GOAL OF THE EXERCISE:
Scan the records for the string "TradingView"; copy each line where it occurs.

Start of EXERCISE MATERIALS

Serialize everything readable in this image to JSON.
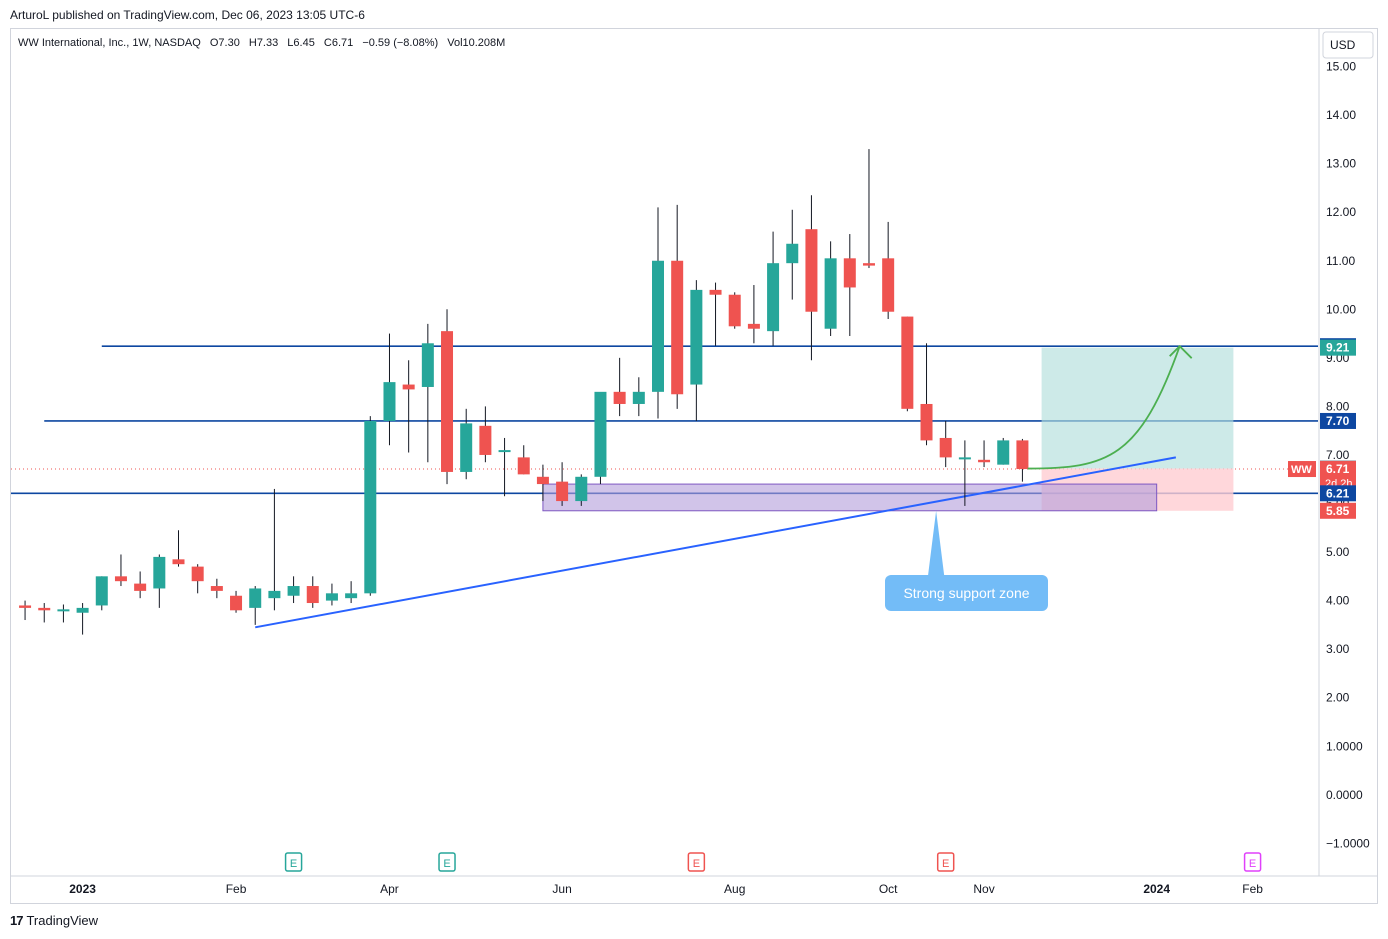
{
  "publisher_line": "ArturoL published on TradingView.com, Dec 06, 2023 13:05 UTC-6",
  "legend": {
    "symbol": "WW International, Inc., 1W, NASDAQ",
    "open": "O7.30",
    "high": "H7.33",
    "low": "L6.45",
    "close": "C6.71",
    "change": "−0.59 (−8.08%)",
    "volume": "Vol10.208M"
  },
  "currency_button": "USD",
  "footer_brand": "TradingView",
  "annotation_text": "Strong support zone",
  "colors": {
    "up": "#26a69a",
    "down": "#ef5350",
    "hline": "#0d47a1",
    "trendline": "#2962ff",
    "zone_fill": "#b39ddb",
    "zone_stroke": "#7e57c2",
    "target_fill": "#b2dfdb",
    "stop_fill": "#ffcdd2",
    "callout": "#64b5f6",
    "arrow": "#4caf50",
    "earnings_green": "#26a69a",
    "earnings_red": "#ef5350",
    "earnings_magenta": "#e040fb"
  },
  "chart_data": {
    "type": "candlestick",
    "timeframe": "1W",
    "symbol": "WW",
    "ylim": [
      -1.3,
      15.6
    ],
    "y_ticks": [
      "15.00",
      "14.00",
      "13.00",
      "12.00",
      "11.00",
      "10.00",
      "9.00",
      "8.00",
      "7.00",
      "6.00",
      "5.00",
      "4.00",
      "3.00",
      "2.00",
      "1.0000",
      "0.0000",
      "−1.0000"
    ],
    "y_tick_values": [
      15,
      14,
      13,
      12,
      11,
      10,
      9,
      8,
      7,
      6,
      5,
      4,
      3,
      2,
      1,
      0,
      -1
    ],
    "x_ticks": [
      {
        "label": "2023",
        "week": 1
      },
      {
        "label": "Feb",
        "week": 9
      },
      {
        "label": "Apr",
        "week": 17
      },
      {
        "label": "Jun",
        "week": 26
      },
      {
        "label": "Aug",
        "week": 35
      },
      {
        "label": "Oct",
        "week": 43
      },
      {
        "label": "Nov",
        "week": 48
      },
      {
        "label": "2024",
        "week": 57
      },
      {
        "label": "Feb",
        "week": 62
      }
    ],
    "candles": [
      {
        "w": -2,
        "o": 3.9,
        "h": 4.0,
        "l": 3.6,
        "c": 3.85
      },
      {
        "w": -1,
        "o": 3.85,
        "h": 3.95,
        "l": 3.55,
        "c": 3.8
      },
      {
        "w": 0,
        "o": 3.8,
        "h": 3.92,
        "l": 3.55,
        "c": 3.82
      },
      {
        "w": 1,
        "o": 3.75,
        "h": 3.95,
        "l": 3.3,
        "c": 3.85
      },
      {
        "w": 2,
        "o": 3.9,
        "h": 4.5,
        "l": 3.8,
        "c": 4.5
      },
      {
        "w": 3,
        "o": 4.5,
        "h": 4.95,
        "l": 4.3,
        "c": 4.4
      },
      {
        "w": 4,
        "o": 4.35,
        "h": 4.6,
        "l": 4.05,
        "c": 4.2
      },
      {
        "w": 5,
        "o": 4.25,
        "h": 4.95,
        "l": 3.85,
        "c": 4.9
      },
      {
        "w": 6,
        "o": 4.85,
        "h": 5.45,
        "l": 4.7,
        "c": 4.75
      },
      {
        "w": 7,
        "o": 4.7,
        "h": 4.75,
        "l": 4.15,
        "c": 4.4
      },
      {
        "w": 8,
        "o": 4.3,
        "h": 4.45,
        "l": 4.05,
        "c": 4.2
      },
      {
        "w": 9,
        "o": 4.1,
        "h": 4.2,
        "l": 3.75,
        "c": 3.8
      },
      {
        "w": 10,
        "o": 3.85,
        "h": 4.3,
        "l": 3.5,
        "c": 4.25
      },
      {
        "w": 11,
        "o": 4.05,
        "h": 6.3,
        "l": 3.8,
        "c": 4.2
      },
      {
        "w": 12,
        "o": 4.1,
        "h": 4.5,
        "l": 3.95,
        "c": 4.3
      },
      {
        "w": 13,
        "o": 4.3,
        "h": 4.5,
        "l": 3.85,
        "c": 3.95
      },
      {
        "w": 14,
        "o": 4.0,
        "h": 4.35,
        "l": 3.9,
        "c": 4.15
      },
      {
        "w": 15,
        "o": 4.05,
        "h": 4.4,
        "l": 3.95,
        "c": 4.15
      },
      {
        "w": 16,
        "o": 4.15,
        "h": 7.8,
        "l": 4.1,
        "c": 7.7
      },
      {
        "w": 17,
        "o": 7.7,
        "h": 9.5,
        "l": 7.2,
        "c": 8.5
      },
      {
        "w": 18,
        "o": 8.45,
        "h": 8.95,
        "l": 7.05,
        "c": 8.35
      },
      {
        "w": 19,
        "o": 8.4,
        "h": 9.7,
        "l": 6.85,
        "c": 9.3
      },
      {
        "w": 20,
        "o": 9.55,
        "h": 10.0,
        "l": 6.4,
        "c": 6.65
      },
      {
        "w": 21,
        "o": 6.65,
        "h": 7.95,
        "l": 6.5,
        "c": 7.65
      },
      {
        "w": 22,
        "o": 7.6,
        "h": 8.0,
        "l": 6.85,
        "c": 7.0
      },
      {
        "w": 23,
        "o": 7.1,
        "h": 7.35,
        "l": 6.15,
        "c": 7.1
      },
      {
        "w": 24,
        "o": 6.95,
        "h": 7.2,
        "l": 6.6,
        "c": 6.6
      },
      {
        "w": 25,
        "o": 6.55,
        "h": 6.8,
        "l": 6.05,
        "c": 6.4
      },
      {
        "w": 26,
        "o": 6.45,
        "h": 6.85,
        "l": 5.95,
        "c": 6.05
      },
      {
        "w": 27,
        "o": 6.05,
        "h": 6.6,
        "l": 5.95,
        "c": 6.55
      },
      {
        "w": 28,
        "o": 6.55,
        "h": 8.25,
        "l": 6.4,
        "c": 8.3
      },
      {
        "w": 29,
        "o": 8.3,
        "h": 9.0,
        "l": 7.8,
        "c": 8.05
      },
      {
        "w": 30,
        "o": 8.05,
        "h": 8.6,
        "l": 7.8,
        "c": 8.3
      },
      {
        "w": 31,
        "o": 8.3,
        "h": 12.1,
        "l": 7.75,
        "c": 11.0
      },
      {
        "w": 32,
        "o": 11.0,
        "h": 12.15,
        "l": 7.95,
        "c": 8.25
      },
      {
        "w": 33,
        "o": 8.45,
        "h": 10.6,
        "l": 7.7,
        "c": 10.4
      },
      {
        "w": 34,
        "o": 10.4,
        "h": 10.55,
        "l": 9.25,
        "c": 10.3
      },
      {
        "w": 35,
        "o": 10.3,
        "h": 10.35,
        "l": 9.6,
        "c": 9.65
      },
      {
        "w": 36,
        "o": 9.7,
        "h": 10.5,
        "l": 9.3,
        "c": 9.6
      },
      {
        "w": 37,
        "o": 9.55,
        "h": 11.6,
        "l": 9.25,
        "c": 10.95
      },
      {
        "w": 38,
        "o": 10.95,
        "h": 12.05,
        "l": 10.2,
        "c": 11.35
      },
      {
        "w": 39,
        "o": 11.65,
        "h": 12.35,
        "l": 8.95,
        "c": 9.95
      },
      {
        "w": 40,
        "o": 9.6,
        "h": 11.4,
        "l": 9.45,
        "c": 11.05
      },
      {
        "w": 41,
        "o": 11.05,
        "h": 11.55,
        "l": 9.45,
        "c": 10.45
      },
      {
        "w": 42,
        "o": 10.95,
        "h": 13.3,
        "l": 10.85,
        "c": 10.9
      },
      {
        "w": 43,
        "o": 11.05,
        "h": 11.8,
        "l": 9.8,
        "c": 9.95
      },
      {
        "w": 44,
        "o": 9.85,
        "h": 9.85,
        "l": 7.9,
        "c": 7.95
      },
      {
        "w": 45,
        "o": 8.05,
        "h": 9.3,
        "l": 7.2,
        "c": 7.3
      },
      {
        "w": 46,
        "o": 7.35,
        "h": 7.7,
        "l": 6.75,
        "c": 6.95
      },
      {
        "w": 47,
        "o": 6.95,
        "h": 7.3,
        "l": 5.95,
        "c": 6.95
      },
      {
        "w": 48,
        "o": 6.9,
        "h": 7.3,
        "l": 6.75,
        "c": 6.85
      },
      {
        "w": 49,
        "o": 6.8,
        "h": 7.35,
        "l": 6.8,
        "c": 7.3
      },
      {
        "w": 50,
        "o": 7.3,
        "h": 7.33,
        "l": 6.45,
        "c": 6.71
      }
    ],
    "horizontal_lines": [
      {
        "value": 9.24,
        "label": "9.24"
      },
      {
        "value": 7.7,
        "label": "7.70"
      },
      {
        "value": 6.21,
        "label": "6.21"
      }
    ],
    "trendline": {
      "from": {
        "w": 10,
        "y": 3.45
      },
      "to": {
        "w": 58,
        "y": 6.95
      }
    },
    "support_zone": {
      "from_w": 25,
      "to_w": 57,
      "y_low": 5.85,
      "y_high": 6.4
    },
    "position": {
      "from_w": 51,
      "to_w": 61,
      "entry": 6.72,
      "target": 9.21,
      "stop": 5.85
    },
    "price_labels": [
      {
        "value": 9.24,
        "label": "9.24",
        "color": "#0d47a1"
      },
      {
        "value": 9.21,
        "label": "9.21",
        "color": "#26a69a"
      },
      {
        "value": 7.7,
        "label": "7.70",
        "color": "#0d47a1"
      },
      {
        "value": 6.72,
        "label": "6.72",
        "color": "#787b86"
      },
      {
        "value": 6.71,
        "label": "6.71",
        "sub": "2d 2h",
        "color": "#ef5350"
      },
      {
        "value": 6.21,
        "label": "6.21",
        "color": "#0d47a1"
      },
      {
        "value": 5.85,
        "label": "5.85",
        "color": "#ef5350"
      }
    ],
    "last_price": 6.71,
    "symbol_tag": "WW",
    "earnings_markers": [
      {
        "w": 12,
        "type": "E",
        "color": "green"
      },
      {
        "w": 20,
        "type": "E",
        "color": "green"
      },
      {
        "w": 33,
        "type": "E",
        "color": "red"
      },
      {
        "w": 46,
        "type": "E",
        "color": "red"
      },
      {
        "w": 62,
        "type": "E",
        "color": "magenta"
      }
    ]
  }
}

End of EXERCISE MATERIALS

WRITTEN SOLUTION:
  "publisher_line": "ArturoL published on TradingView.com, Dec 06, 2023 13:05 UTC-6",
  "footer_brand": "TradingView",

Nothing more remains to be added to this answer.